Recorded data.
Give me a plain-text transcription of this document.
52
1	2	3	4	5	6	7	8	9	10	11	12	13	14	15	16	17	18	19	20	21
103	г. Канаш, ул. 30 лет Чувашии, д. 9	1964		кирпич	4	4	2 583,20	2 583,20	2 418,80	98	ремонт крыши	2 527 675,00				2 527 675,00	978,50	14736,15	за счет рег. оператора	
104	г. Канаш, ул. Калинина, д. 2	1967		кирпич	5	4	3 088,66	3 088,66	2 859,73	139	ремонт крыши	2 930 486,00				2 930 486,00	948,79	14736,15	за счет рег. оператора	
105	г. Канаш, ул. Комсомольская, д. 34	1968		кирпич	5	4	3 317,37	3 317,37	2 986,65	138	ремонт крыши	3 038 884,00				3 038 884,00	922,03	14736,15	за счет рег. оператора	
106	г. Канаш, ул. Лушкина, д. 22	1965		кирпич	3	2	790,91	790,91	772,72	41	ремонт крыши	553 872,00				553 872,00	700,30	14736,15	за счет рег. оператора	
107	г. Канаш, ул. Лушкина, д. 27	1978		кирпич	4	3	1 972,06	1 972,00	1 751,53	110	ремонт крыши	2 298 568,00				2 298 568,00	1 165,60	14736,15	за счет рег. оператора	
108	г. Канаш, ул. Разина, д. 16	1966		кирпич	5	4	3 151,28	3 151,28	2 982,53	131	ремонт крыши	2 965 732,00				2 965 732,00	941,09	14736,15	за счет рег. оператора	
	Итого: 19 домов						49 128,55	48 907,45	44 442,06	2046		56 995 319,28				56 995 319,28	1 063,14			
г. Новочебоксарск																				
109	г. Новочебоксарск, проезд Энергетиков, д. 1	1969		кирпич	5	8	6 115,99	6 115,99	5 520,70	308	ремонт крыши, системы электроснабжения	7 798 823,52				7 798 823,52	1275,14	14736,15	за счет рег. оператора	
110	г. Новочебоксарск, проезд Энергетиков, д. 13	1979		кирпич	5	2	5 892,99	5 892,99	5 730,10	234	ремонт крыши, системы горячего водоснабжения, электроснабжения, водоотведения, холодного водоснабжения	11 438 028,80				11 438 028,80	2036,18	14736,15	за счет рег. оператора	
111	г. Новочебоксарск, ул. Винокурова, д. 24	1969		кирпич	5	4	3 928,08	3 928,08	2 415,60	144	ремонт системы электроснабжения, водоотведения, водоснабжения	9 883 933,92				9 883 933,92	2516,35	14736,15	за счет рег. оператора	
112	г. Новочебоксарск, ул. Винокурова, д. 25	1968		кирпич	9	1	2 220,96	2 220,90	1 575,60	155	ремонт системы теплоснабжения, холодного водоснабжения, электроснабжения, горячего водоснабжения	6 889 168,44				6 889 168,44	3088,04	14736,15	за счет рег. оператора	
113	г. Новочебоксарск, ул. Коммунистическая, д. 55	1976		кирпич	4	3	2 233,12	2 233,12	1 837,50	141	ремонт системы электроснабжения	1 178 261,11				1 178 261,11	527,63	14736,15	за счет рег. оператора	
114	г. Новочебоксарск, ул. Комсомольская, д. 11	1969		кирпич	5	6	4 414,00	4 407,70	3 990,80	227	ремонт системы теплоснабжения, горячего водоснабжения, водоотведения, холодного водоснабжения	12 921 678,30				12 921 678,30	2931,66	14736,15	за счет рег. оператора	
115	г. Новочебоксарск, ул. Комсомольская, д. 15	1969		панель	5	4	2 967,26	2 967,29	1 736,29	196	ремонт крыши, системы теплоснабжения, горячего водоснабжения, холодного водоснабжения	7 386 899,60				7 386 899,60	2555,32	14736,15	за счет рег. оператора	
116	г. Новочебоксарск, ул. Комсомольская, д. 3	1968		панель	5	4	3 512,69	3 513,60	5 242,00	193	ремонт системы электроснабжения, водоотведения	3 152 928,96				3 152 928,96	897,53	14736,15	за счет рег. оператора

To do. Repeat the material word for word, in full.

Solution for this task.
Give me a plain-text transcription of this document.
52
1	2	3	4	5	6	7	8	9	10	11	12	13	14	15	16	17	18	19	20	21
103	г. Канаш, ул. 30 лет Чувашии, д. 9	1964		кирпич	4	4	2 583,20	2 583,20	2 418,80	98	ремонт крыши	2 527 675,00				2 527 675,00	978,50	14736,15	за счет рег. оператора	
104	г. Канаш, ул. Калинина, д. 2	1967		кирпич	5	4	3 088,66	3 088,66	2 859,73	139	ремонт крыши	2 930 486,00				2 930 486,00	948,79	14736,15	за счет рег. оператора	
105	г. Канаш, ул. Комсомольская, д. 34	1968		кирпич	5	4	3 317,37	3 317,37	2 986,65	138	ремонт крыши	3 038 884,00				3 038 884,00	922,03	14736,15	за счет рег. оператора	
106	г. Канаш, ул. Лушкина, д. 22	1965		кирпич	3	2	790,91	790,91	772,72	41	ремонт крыши	553 872,00				553 872,00	700,30	14736,15	за счет рег. оператора	
107	г. Канаш, ул. Лушкина, д. 27	1978		кирпич	4	3	1 972,06	1 972,00	1 751,53	110	ремонт крыши	2 298 568,00				2 298 568,00	1 165,60	14736,15	за счет рег. оператора	
108	г. Канаш, ул. Разина, д. 16	1966		кирпич	5	4	3 151,28	3 151,28	2 982,53	131	ремонт крыши	2 965 732,00				2 965 732,00	941,09	14736,15	за счет рег. оператора	
	Итого: 19 домов						49 128,55	48 907,45	44 442,06	2046		56 995 319,28				56 995 319,28	1 063,14			
г. Новочебоксарск																				
109	г. Новочебоксарск, проезд Энергетиков, д. 1	1969		кирпич	5	8	6 115,99	6 115,99	5 520,70	308	ремонт крыши, системы электроснабжения	7 798 823,52				7 798 823,52	1275,14	14736,15	за счет рег. оператора	
110	г. Новочебоксарск, проезд Энергетиков, д. 13	1979		кирпич	5	2	5 892,99	5 892,99	5 730,10	234	ремонт крыши, системы горячего водоснабжения, электроснабжения, водоотведения, холодного водоснабжения	11 438 028,80				11 438 028,80	2036,18	14736,15	за счет рег. оператора	
111	г. Новочебоксарск, ул. Винокурова, д. 24	1969		кирпич	5	4	3 928,08	3 928,08	2 415,60	144	ремонт системы электроснабжения, водоотведения, водоснабжения	9 883 933,92				9 883 933,92	2516,35	14736,15	за счет рег. оператора	
112	г. Новочебоксарск, ул. Винокурова, д. 25	1968		кирпич	9	1	2 220,96	2 220,90	1 575,60	155	ремонт системы теплоснабжения, холодного водоснабжения, электроснабжения, горячего водоснабжения	6 889 168,44				6 889 168,44	3088,04	14736,15	за счет рег. оператора	
113	г. Новочебоксарск, ул. Коммунистическая, д. 55	1976		кирпич	4	3	2 233,12	2 233,12	1 837,50	141	ремонт системы электроснабжения	1 178 261,11				1 178 261,11	527,63	14736,15	за счет рег. оператора	
114	г. Новочебоксарск, ул. Комсомольская, д. 11	1969		кирпич	5	6	4 414,00	4 407,70	3 990,80	227	ремонт системы теплоснабжения, горячего водоснабжения, водоотведения, холодного водоснабжения	12 921 678,30				12 921 678,30	2931,66	14736,15	за счет рег. оператора	
115	г. Новочебоксарск, ул. Комсомольская, д. 15	1969		панель	5	4	2 967,26	2 967,29	1 736,29	196	ремонт крыши, системы теплоснабжения, горячего водоснабжения, холодного водоснабжения	7 386 899,60				7 386 899,60	2555,32	14736,15	за счет рег. оператора	
116	г. Новочебоксарск, ул. Комсомольская, д. 3	1968		панель	5	4	3 512,69	3 513,60	5 242,00	193	ремонт системы электроснабжения, водоотведения	3 152 928,96				3 152 928,96	897,53	14736,15	за счет рег. оператора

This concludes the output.